Your goal> Below is some material; set it all down exactly, apart from the pictures.

(Data excerpts)
____
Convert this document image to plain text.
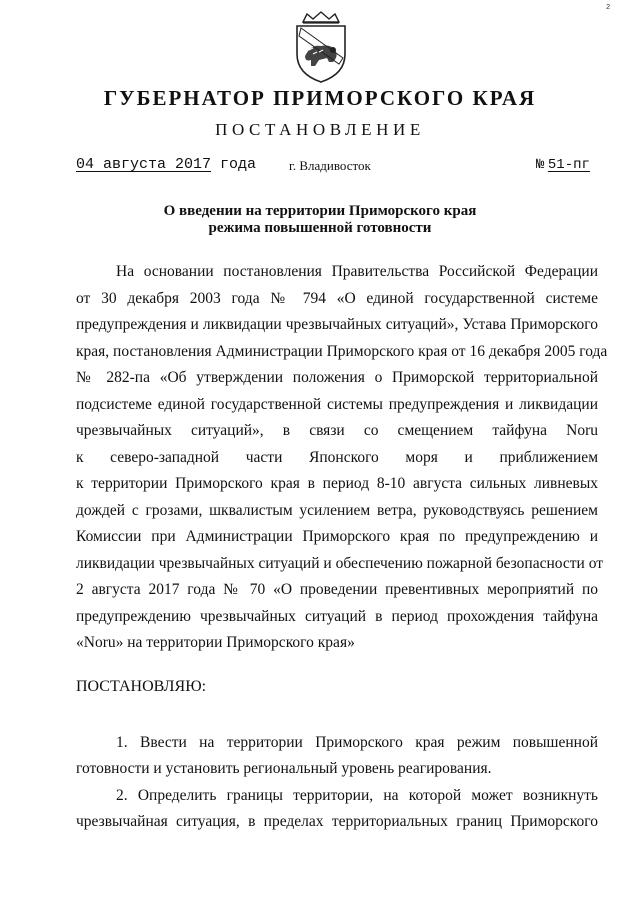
2
ГУБЕРНАТОР ПРИМОРСКОГО КРАЯ
ПОСТАНОВЛЕНИЕ
04 августа 2017 года	г. Владивосток	№ 51-пг
О введении на территории Приморского края
режима повышенной готовности
На основании постановления Правительства Российской Федерации
от 30 декабря 2003 года № 794 «О единой государственной системе
предупреждения и ликвидации чрезвычайных ситуаций», Устава Приморского
края, постановления Администрации Приморского края от 16 декабря 2005 года
№ 282-па «Об утверждении положения о Приморской территориальной
подсистеме единой государственной системы предупреждения и ликвидации
чрезвычайных ситуаций», в связи со смещением тайфуна Noru
к северо-западной части Японского моря и приближением
к территории Приморского края в период 8-10 августа сильных ливневых
дождей с грозами, шквалистым усилением ветра, руководствуясь решением
Комиссии при Администрации Приморского края по предупреждению и
ликвидации чрезвычайных ситуаций и обеспечению пожарной безопасности от
2 августа 2017 года № 70 «О проведении превентивных мероприятий по
предупреждению чрезвычайных ситуаций в период прохождения тайфуна
«Noru» на территории Приморского края»
ПОСТАНОВЛЯЮ:
1. Ввести на территории Приморского края режим повышенной
готовности и установить региональный уровень реагирования.
2. Определить границы территории, на которой может возникнуть
чрезвычайная ситуация, в пределах территориальных границ Приморского
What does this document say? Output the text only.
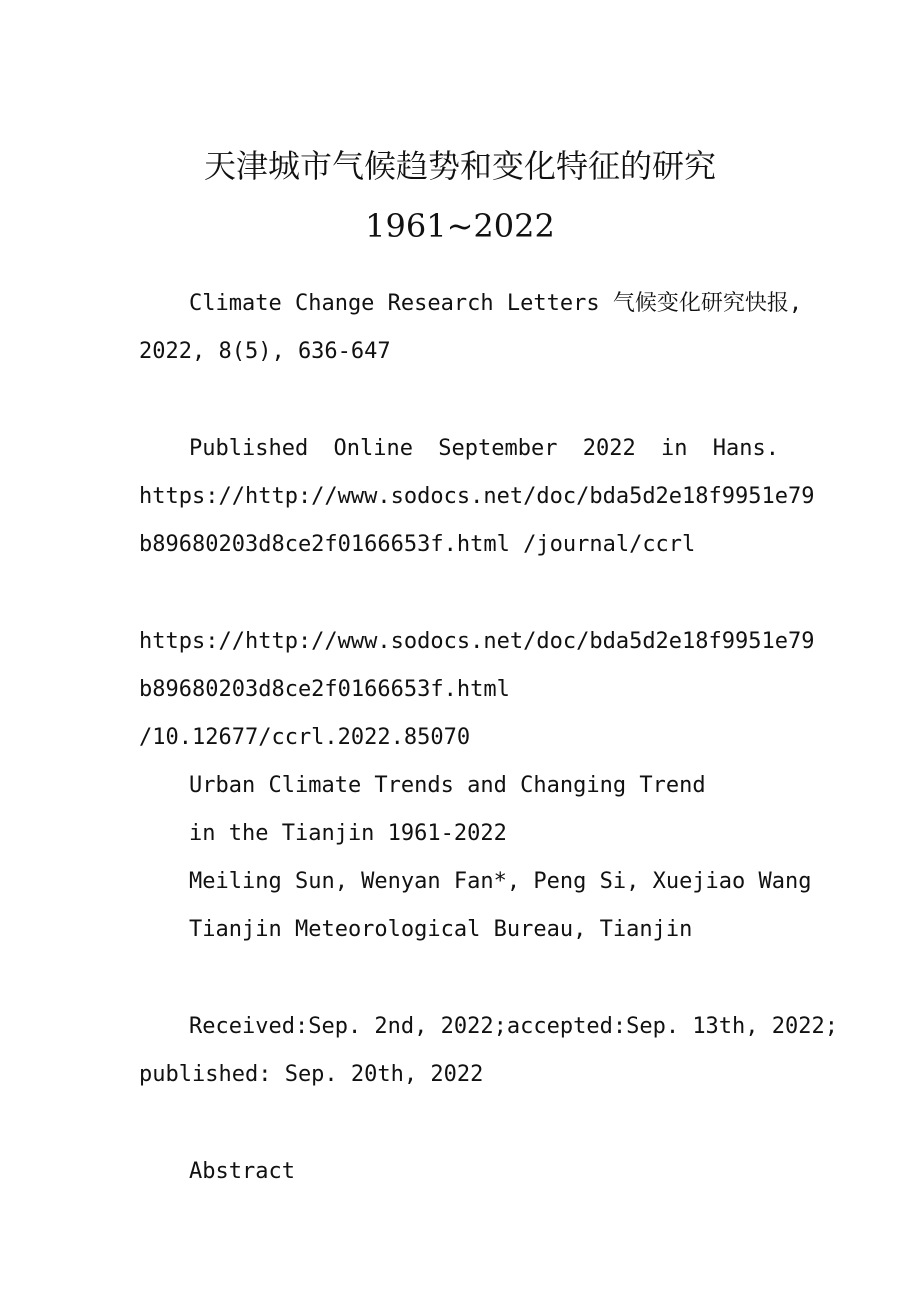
天津城市气候趋势和变化特征的研究
1961~2022
Climate Change Research Letters 气候变化研究快报,
2022, 8(5), 636-647
Published Online September 2022 in Hans.
https://http://www.sodocs.net/doc/bda5d2e18f9951e79
b89680203d8ce2f0166653f.html /journal/ccrl
https://http://www.sodocs.net/doc/bda5d2e18f9951e79
b89680203d8ce2f0166653f.html
/10.12677/ccrl.2022.85070
Urban Climate Trends and Changing Trend
in the Tianjin 1961-2022
Meiling Sun, Wenyan Fan*, Peng Si, Xuejiao Wang
Tianjin Meteorological Bureau, Tianjin
Received:Sep. 2nd, 2022;accepted:Sep. 13th, 2022;
published: Sep. 20th, 2022
Abstract
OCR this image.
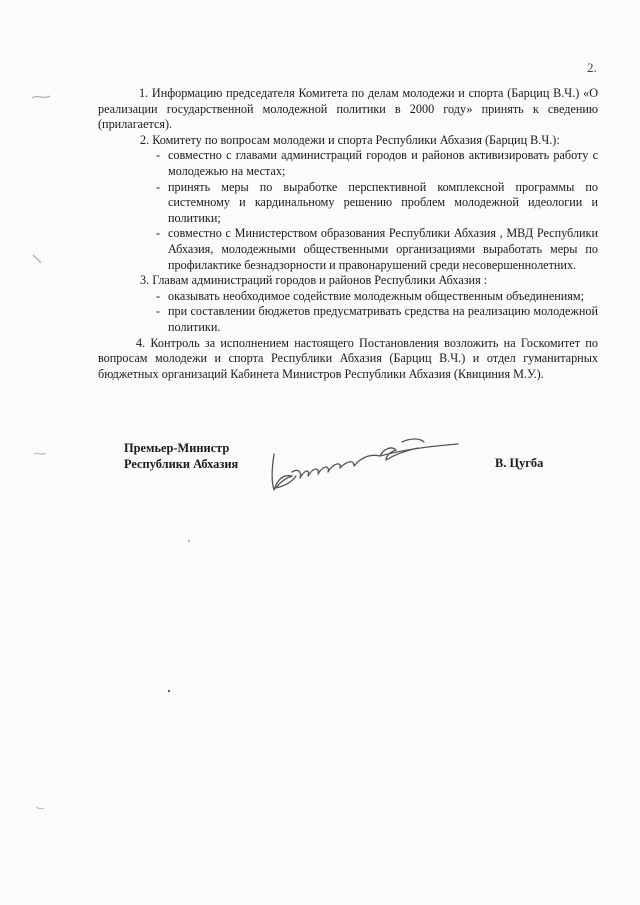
2.

1. Информацию председателя Комитета по делам молодежи и спорта (Барциц В.Ч.) «О реализации государственной молодежной политики в 2000 году» принять к сведению (прилагается).

2. Комитету по вопросам молодежи и спорта Республики Абхазия (Барциц В.Ч.):

- совместно с главами администраций городов и районов активизировать работу с молодежью на местах;
- принять меры по выработке перспективной комплексной программы по системному и кардинальному решению проблем молодежной идеологии и политики;
- совместно с Министерством образования Республики Абхазия , МВД Республики Абхазия, молодежными общественными организациями выработать меры по профилактике безнадзорности и правонарушений среди несовершеннолетних.

3. Главам администраций городов и районов Республики Абхазия :

- оказывать необходимое содействие молодежным общественным объединениям;
- при составлении бюджетов предусматривать средства на реализацию молодежной политики.

4. Контроль за исполнением настоящего Постановления возложить на Госкомитет по вопросам молодежи и спорта Республики Абхазия (Барциц В.Ч.) и отдел гуманитарных бюджетных организаций Кабинета Министров Республики Абхазия (Квициния М.У.).

Премьер-Министр
Республики Абхазия	В. Цугба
____
The response>
Convert this document image to plain text.
2
ГУБЕРНАТОР ПРИМОРСКОГО КРАЯ
ПОСТАНОВЛЕНИЕ
04 августа 2017 года	г. Владивосток	№ 51-пг
О введении на территории Приморского края
режима повышенной готовности
На основании постановления Правительства Российской Федерации
от 30 декабря 2003 года № 794 «О единой государственной системе
предупреждения и ликвидации чрезвычайных ситуаций», Устава Приморского
края, постановления Администрации Приморского края от 16 декабря 2005 года
№ 282-па «Об утверждении положения о Приморской территориальной
подсистеме единой государственной системы предупреждения и ликвидации
чрезвычайных ситуаций», в связи со смещением тайфуна Noru
к северо-западной части Японского моря и приближением
к территории Приморского края в период 8-10 августа сильных ливневых
дождей с грозами, шквалистым усилением ветра, руководствуясь решением
Комиссии при Администрации Приморского края по предупреждению и
ликвидации чрезвычайных ситуаций и обеспечению пожарной безопасности от
2 августа 2017 года № 70 «О проведении превентивных мероприятий по
предупреждению чрезвычайных ситуаций в период прохождения тайфуна
«Noru» на территории Приморского края»
ПОСТАНОВЛЯЮ:
1. Ввести на территории Приморского края режим повышенной
готовности и установить региональный уровень реагирования.
2. Определить границы территории, на которой может возникнуть
чрезвычайная ситуация, в пределах территориальных границ Приморского
What does this document say? Output the text only.
天津城市气候趋势和变化特征的研究
1961~2022
Climate Change Research Letters 气候变化研究快报,
2022, 8(5), 636-647
Published Online September 2022 in Hans.
https://http://www.sodocs.net/doc/bda5d2e18f9951e79
b89680203d8ce2f0166653f.html /journal/ccrl
https://http://www.sodocs.net/doc/bda5d2e18f9951e79
b89680203d8ce2f0166653f.html
/10.12677/ccrl.2022.85070
Urban Climate Trends and Changing Trend
in the Tianjin 1961-2022
Meiling Sun, Wenyan Fan*, Peng Si, Xuejiao Wang
Tianjin Meteorological Bureau, Tianjin
Received:Sep. 2nd, 2022;accepted:Sep. 13th, 2022;
published: Sep. 20th, 2022
Abstract
OCR this image.
2.

1. Информацию председателя Комитета по делам молодежи и спорта (Барциц В.Ч.) «О реализации государственной молодежной политики в 2000 году» принять к сведению (прилагается).

2. Комитету по вопросам молодежи и спорта Республики Абхазия (Барциц В.Ч.):

- совместно с главами администраций городов и районов активизировать работу с молодежью на местах;
- принять меры по выработке перспективной комплексной программы по системному и кардинальному решению проблем молодежной идеологии и политики;
- совместно с Министерством образования Республики Абхазия , МВД Республики Абхазия, молодежными общественными организациями выработать меры по профилактике безнадзорности и правонарушений среди несовершеннолетних.

3. Главам администраций городов и районов Республики Абхазия :

- оказывать необходимое содействие молодежным общественным объединениям;
- при составлении бюджетов предусматривать средства на реализацию молодежной политики.

4. Контроль за исполнением настоящего Постановления возложить на Госкомитет по вопросам молодежи и спорта Республики Абхазия (Барциц В.Ч.) и отдел гуманитарных бюджетных организаций Кабинета Министров Республики Абхазия (Квициния М.У.).

Премьер-Министр
Республики Абхазия	В. Цугба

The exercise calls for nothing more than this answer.